§ **Directions for this task**: Reproduce the listing that follows with no differences at all.

§ **Supplied entries**:
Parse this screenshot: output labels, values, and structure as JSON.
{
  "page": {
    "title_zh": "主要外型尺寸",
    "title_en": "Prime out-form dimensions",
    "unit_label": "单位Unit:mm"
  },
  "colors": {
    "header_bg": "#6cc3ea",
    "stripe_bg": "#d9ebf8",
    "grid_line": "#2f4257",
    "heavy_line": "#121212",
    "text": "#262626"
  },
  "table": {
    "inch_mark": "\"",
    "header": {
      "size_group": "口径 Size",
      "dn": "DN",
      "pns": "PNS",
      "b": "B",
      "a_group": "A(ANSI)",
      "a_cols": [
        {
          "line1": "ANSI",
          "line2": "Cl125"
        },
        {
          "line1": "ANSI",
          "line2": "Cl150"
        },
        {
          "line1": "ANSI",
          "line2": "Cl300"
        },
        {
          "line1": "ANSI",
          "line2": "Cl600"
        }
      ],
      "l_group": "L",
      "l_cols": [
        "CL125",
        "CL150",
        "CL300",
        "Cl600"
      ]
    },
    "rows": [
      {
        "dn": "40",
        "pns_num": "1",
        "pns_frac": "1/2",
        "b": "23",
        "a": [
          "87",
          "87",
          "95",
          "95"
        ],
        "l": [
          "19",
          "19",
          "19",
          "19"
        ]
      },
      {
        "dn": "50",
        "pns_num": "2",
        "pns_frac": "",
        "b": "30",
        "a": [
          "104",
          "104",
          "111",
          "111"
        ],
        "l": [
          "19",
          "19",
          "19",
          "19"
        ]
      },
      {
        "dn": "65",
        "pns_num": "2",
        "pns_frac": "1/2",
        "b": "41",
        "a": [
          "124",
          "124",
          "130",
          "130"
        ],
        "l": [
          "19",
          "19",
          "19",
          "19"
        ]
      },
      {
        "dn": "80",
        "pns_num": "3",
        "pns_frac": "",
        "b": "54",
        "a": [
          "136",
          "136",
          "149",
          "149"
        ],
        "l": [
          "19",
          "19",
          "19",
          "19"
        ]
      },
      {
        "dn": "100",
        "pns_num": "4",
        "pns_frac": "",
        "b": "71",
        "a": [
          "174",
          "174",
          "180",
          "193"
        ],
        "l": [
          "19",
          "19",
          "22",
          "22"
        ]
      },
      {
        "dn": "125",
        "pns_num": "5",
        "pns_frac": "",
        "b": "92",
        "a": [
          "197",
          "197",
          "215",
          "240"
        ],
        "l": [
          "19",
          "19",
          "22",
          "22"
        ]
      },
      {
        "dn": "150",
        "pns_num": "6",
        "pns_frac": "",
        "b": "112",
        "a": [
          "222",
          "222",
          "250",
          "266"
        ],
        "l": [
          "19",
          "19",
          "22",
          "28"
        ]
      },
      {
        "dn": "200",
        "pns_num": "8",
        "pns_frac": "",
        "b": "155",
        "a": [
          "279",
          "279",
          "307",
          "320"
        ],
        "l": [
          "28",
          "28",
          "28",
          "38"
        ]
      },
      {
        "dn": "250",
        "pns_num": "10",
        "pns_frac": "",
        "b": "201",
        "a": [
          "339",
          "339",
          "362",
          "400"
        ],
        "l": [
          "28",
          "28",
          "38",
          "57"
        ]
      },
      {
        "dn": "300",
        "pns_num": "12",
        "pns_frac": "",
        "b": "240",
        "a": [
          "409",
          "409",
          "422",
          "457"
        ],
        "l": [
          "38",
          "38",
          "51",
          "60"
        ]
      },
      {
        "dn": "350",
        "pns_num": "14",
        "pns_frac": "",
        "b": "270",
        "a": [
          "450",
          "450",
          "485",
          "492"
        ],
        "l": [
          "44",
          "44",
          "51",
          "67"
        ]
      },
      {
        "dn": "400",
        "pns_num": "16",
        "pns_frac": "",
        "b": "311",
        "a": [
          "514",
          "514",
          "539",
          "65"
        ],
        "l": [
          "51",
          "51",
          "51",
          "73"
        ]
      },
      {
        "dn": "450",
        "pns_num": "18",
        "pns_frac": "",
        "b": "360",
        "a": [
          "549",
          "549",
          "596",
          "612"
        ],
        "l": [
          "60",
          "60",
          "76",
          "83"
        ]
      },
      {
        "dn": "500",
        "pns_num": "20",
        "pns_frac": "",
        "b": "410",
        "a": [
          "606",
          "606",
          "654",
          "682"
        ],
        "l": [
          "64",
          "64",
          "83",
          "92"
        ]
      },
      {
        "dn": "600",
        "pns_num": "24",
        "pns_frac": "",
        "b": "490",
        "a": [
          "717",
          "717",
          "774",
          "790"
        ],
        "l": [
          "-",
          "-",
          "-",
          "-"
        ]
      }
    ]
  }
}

§ **Task answer**:
Parse this screenshot: output labels, values, and structure as JSON.
{
  "page": {
    "title_zh": "主要外型尺寸",
    "title_en": "Prime out-form dimensions",
    "unit_label": "单位Unit:mm"
  },
  "colors": {
    "header_bg": "#6cc3ea",
    "stripe_bg": "#d9ebf8",
    "grid_line": "#2f4257",
    "heavy_line": "#121212",
    "text": "#262626"
  },
  "table": {
    "inch_mark": "\"",
    "header": {
      "size_group": "口径 Size",
      "dn": "DN",
      "pns": "PNS",
      "b": "B",
      "a_group": "A(ANSI)",
      "a_cols": [
        {
          "line1": "ANSI",
          "line2": "Cl125"
        },
        {
          "line1": "ANSI",
          "line2": "Cl150"
        },
        {
          "line1": "ANSI",
          "line2": "Cl300"
        },
        {
          "line1": "ANSI",
          "line2": "Cl600"
        }
      ],
      "l_group": "L",
      "l_cols": [
        "CL125",
        "CL150",
        "CL300",
        "Cl600"
      ]
    },
    "rows": [
      {
        "dn": "40",
        "pns_num": "1",
        "pns_frac": "1/2",
        "b": "23",
        "a": [
          "87",
          "87",
          "95",
          "95"
        ],
        "l": [
          "19",
          "19",
          "19",
          "19"
        ]
      },
      {
        "dn": "50",
        "pns_num": "2",
        "pns_frac": "",
        "b": "30",
        "a": [
          "104",
          "104",
          "111",
          "111"
        ],
        "l": [
          "19",
          "19",
          "19",
          "19"
        ]
      },
      {
        "dn": "65",
        "pns_num": "2",
        "pns_frac": "1/2",
        "b": "41",
        "a": [
          "124",
          "124",
          "130",
          "130"
        ],
        "l": [
          "19",
          "19",
          "19",
          "19"
        ]
      },
      {
        "dn": "80",
        "pns_num": "3",
        "pns_frac": "",
        "b": "54",
        "a": [
          "136",
          "136",
          "149",
          "149"
        ],
        "l": [
          "19",
          "19",
          "19",
          "19"
        ]
      },
      {
        "dn": "100",
        "pns_num": "4",
        "pns_frac": "",
        "b": "71",
        "a": [
          "174",
          "174",
          "180",
          "193"
        ],
        "l": [
          "19",
          "19",
          "22",
          "22"
        ]
      },
      {
        "dn": "125",
        "pns_num": "5",
        "pns_frac": "",
        "b": "92",
        "a": [
          "197",
          "197",
          "215",
          "240"
        ],
        "l": [
          "19",
          "19",
          "22",
          "22"
        ]
      },
      {
        "dn": "150",
        "pns_num": "6",
        "pns_frac": "",
        "b": "112",
        "a": [
          "222",
          "222",
          "250",
          "266"
        ],
        "l": [
          "19",
          "19",
          "22",
          "28"
        ]
      },
      {
        "dn": "200",
        "pns_num": "8",
        "pns_frac": "",
        "b": "155",
        "a": [
          "279",
          "279",
          "307",
          "320"
        ],
        "l": [
          "28",
          "28",
          "28",
          "38"
        ]
      },
      {
        "dn": "250",
        "pns_num": "10",
        "pns_frac": "",
        "b": "201",
        "a": [
          "339",
          "339",
          "362",
          "400"
        ],
        "l": [
          "28",
          "28",
          "38",
          "57"
        ]
      },
      {
        "dn": "300",
        "pns_num": "12",
        "pns_frac": "",
        "b": "240",
        "a": [
          "409",
          "409",
          "422",
          "457"
        ],
        "l": [
          "38",
          "38",
          "51",
          "60"
        ]
      },
      {
        "dn": "350",
        "pns_num": "14",
        "pns_frac": "",
        "b": "270",
        "a": [
          "450",
          "450",
          "485",
          "492"
        ],
        "l": [
          "44",
          "44",
          "51",
          "67"
        ]
      },
      {
        "dn": "400",
        "pns_num": "16",
        "pns_frac": "",
        "b": "311",
        "a": [
          "514",
          "514",
          "539",
          "65"
        ],
        "l": [
          "51",
          "51",
          "51",
          "73"
        ]
      },
      {
        "dn": "450",
        "pns_num": "18",
        "pns_frac": "",
        "b": "360",
        "a": [
          "549",
          "549",
          "596",
          "612"
        ],
        "l": [
          "60",
          "60",
          "76",
          "83"
        ]
      },
      {
        "dn": "500",
        "pns_num": "20",
        "pns_frac": "",
        "b": "410",
        "a": [
          "606",
          "606",
          "654",
          "682"
        ],
        "l": [
          "64",
          "64",
          "83",
          "92"
        ]
      },
      {
        "dn": "600",
        "pns_num": "24",
        "pns_frac": "",
        "b": "490",
        "a": [
          "717",
          "717",
          "774",
          "790"
        ],
        "l": [
          "-",
          "-",
          "-",
          "-"
        ]
      }
    ]
  }
}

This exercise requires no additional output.